### Exercise goal
Make an exact copy of the entries below.

### Data extracted from a collection
* * * * *

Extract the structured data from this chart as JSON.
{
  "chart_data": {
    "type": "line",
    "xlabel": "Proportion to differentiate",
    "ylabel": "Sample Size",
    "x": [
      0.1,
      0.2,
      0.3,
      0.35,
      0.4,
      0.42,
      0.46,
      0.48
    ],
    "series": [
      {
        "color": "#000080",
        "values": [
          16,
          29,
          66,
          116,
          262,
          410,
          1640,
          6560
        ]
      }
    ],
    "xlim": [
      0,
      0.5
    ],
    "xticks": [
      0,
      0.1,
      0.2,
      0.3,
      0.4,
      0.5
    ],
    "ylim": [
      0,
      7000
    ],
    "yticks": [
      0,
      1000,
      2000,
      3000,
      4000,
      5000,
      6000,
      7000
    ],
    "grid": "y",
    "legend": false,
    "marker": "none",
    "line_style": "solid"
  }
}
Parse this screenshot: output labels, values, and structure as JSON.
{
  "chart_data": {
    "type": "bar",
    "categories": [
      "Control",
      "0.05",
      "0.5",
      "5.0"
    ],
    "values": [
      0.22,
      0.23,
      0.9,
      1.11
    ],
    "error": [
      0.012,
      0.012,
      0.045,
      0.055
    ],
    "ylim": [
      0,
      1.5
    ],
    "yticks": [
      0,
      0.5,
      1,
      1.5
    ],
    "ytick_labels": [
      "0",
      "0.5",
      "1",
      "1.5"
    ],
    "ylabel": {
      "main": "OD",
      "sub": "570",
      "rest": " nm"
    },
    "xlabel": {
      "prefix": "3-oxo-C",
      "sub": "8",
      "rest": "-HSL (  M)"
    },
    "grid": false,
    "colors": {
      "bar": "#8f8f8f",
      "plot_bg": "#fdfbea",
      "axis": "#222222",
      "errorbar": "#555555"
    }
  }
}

* * * * *

### Answer below
Extract the structured data from this chart as JSON.
{
  "chart_data": {
    "type": "line",
    "xlabel": "Proportion to differentiate",
    "ylabel": "Sample Size",
    "x": [
      0.1,
      0.2,
      0.3,
      0.35,
      0.4,
      0.42,
      0.46,
      0.48
    ],
    "series": [
      {
        "color": "#000080",
        "values": [
          16,
          29,
          66,
          116,
          262,
          410,
          1640,
          6560
        ]
      }
    ],
    "xlim": [
      0,
      0.5
    ],
    "xticks": [
      0,
      0.1,
      0.2,
      0.3,
      0.4,
      0.5
    ],
    "ylim": [
      0,
      7000
    ],
    "yticks": [
      0,
      1000,
      2000,
      3000,
      4000,
      5000,
      6000,
      7000
    ],
    "grid": "y",
    "legend": false,
    "marker": "none",
    "line_style": "solid"
  }
}
Parse this screenshot: output labels, values, and structure as JSON.
{
  "chart_data": {
    "type": "bar",
    "categories": [
      "Control",
      "0.05",
      "0.5",
      "5.0"
    ],
    "values": [
      0.22,
      0.23,
      0.9,
      1.11
    ],
    "error": [
      0.012,
      0.012,
      0.045,
      0.055
    ],
    "ylim": [
      0,
      1.5
    ],
    "yticks": [
      0,
      0.5,
      1,
      1.5
    ],
    "ytick_labels": [
      "0",
      "0.5",
      "1",
      "1.5"
    ],
    "ylabel": {
      "main": "OD",
      "sub": "570",
      "rest": " nm"
    },
    "xlabel": {
      "prefix": "3-oxo-C",
      "sub": "8",
      "rest": "-HSL (  M)"
    },
    "grid": false,
    "colors": {
      "bar": "#8f8f8f",
      "plot_bg": "#fdfbea",
      "axis": "#222222",
      "errorbar": "#555555"
    }
  }
}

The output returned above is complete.